Интересная, наблюдательная и скептичная Рая Ш. была самой умной из нас, самой серьёзной, ироничной. Остроты её были невесёлыми, с горчинкой. Рая говорила нарочито неторопливо, отчеканивая не только слова, но и слоги: «Так вот, я и го-во-рю…» Над ней тяготел груз ещё не понятой нами жизни. Её влюблённость в студента гидрографического института Е. радости приносила мало, однако она была предана своему чувству. Жила Рая с мамой и очень любила свою младшую сестрёнку Сашеньку.
Мы были очень разные, но ощущали себя единым сплавом. В нашу компанию вошли и два Кирилла. Одного из них, блондина, мы называли «Кира-белый», другого, брюнета, – «Кира-чёрный». Оба учились в гидрографическом институте. Остроумный Кирилл-белый, которого ввела в наш круг моя школьная подруга Сара, был душой компании, постоянно пересыпал речь английскими словами. Излюбленным его тостом было: «За процветание!» Кира-чёрный – полная противоположность ему. Неразговорчивый, осторожный, скрытный. Был образован, но грешил самоуверенностью.

-=-=-

__Цель задания__. Продолжите приведённый выше отрывок воспоминаний о дружеской компании сразу после его последней фразы.

__Исходные материалы__.

-=-=-

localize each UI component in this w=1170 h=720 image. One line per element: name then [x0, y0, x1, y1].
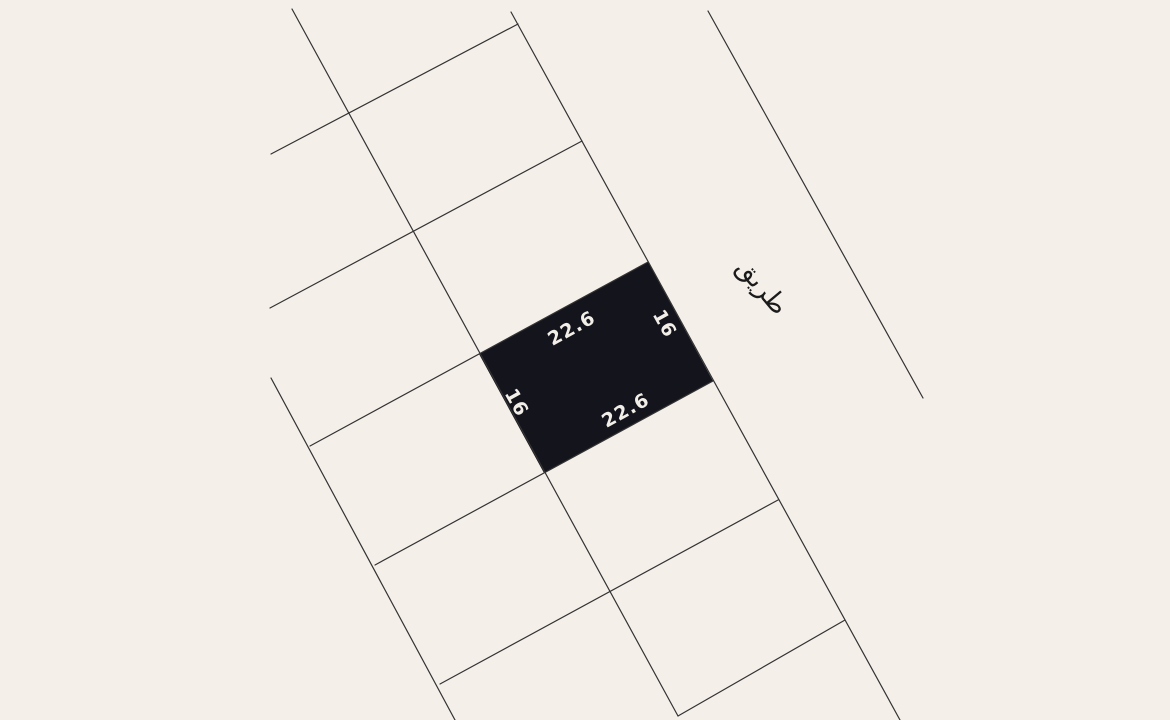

-=-=-

__Итог задания__.
В нашей компании был ещё один их сокурсник – Коля Г., внук художника Маковского. Жил Коля через три дома от нашего в прекрасной квартире, которую украшал красивый лепной потолок. Высоченные окна с мраморными подоконниками выходили на Неву. В комнате стоял рояль, а оба Кирилла хорошо играли. Потому чаще всего мы проводили время у Коли. Однако однажды мама сказала: «Прошу тебя не встречаться с молодыми людьми по углам, пусть твои подруги и ваши мальчики приходят к нам в дом». И после этого мы часто собирались у меня.
Это была компания очень неглупых, интеллигентных молодых людей. Объединяла нас не только приязнь друг к другу, но и любовь к музыке, стихам. Слушали Скрябина, Шопена, Шуберта. Читали Есенина, Ахматову, Северянина. Говорили о книгах, были в курсе всех музыкальных конкурсов, спектаклей, спорили о Боге, в ходу были афоризмы Оскара Уайльда и… вздор юности.
Время от времени появлялись в компании и новенькие. Я была крайне смущена, когда ко мне в институте подошла студентка французского факультета Роксана Сиобори и сказала, что приходит к нам на факультет специально для того, чтобы полюбоваться мною. Пробормотала ей в ответ что-то светское. Однако она проявила недюжинную настойчивость, попросила разрешения зайти ко мне домой. Едва знакомство переставало быть мимолётным, я тут же предупреждала: «А вы знаете, у меня арестован отец». Роксане сказала тоже. Обстоятельство это она приняла как-то особенно близко к сердцу, сочувственно, подкупив тем и маму, и меня.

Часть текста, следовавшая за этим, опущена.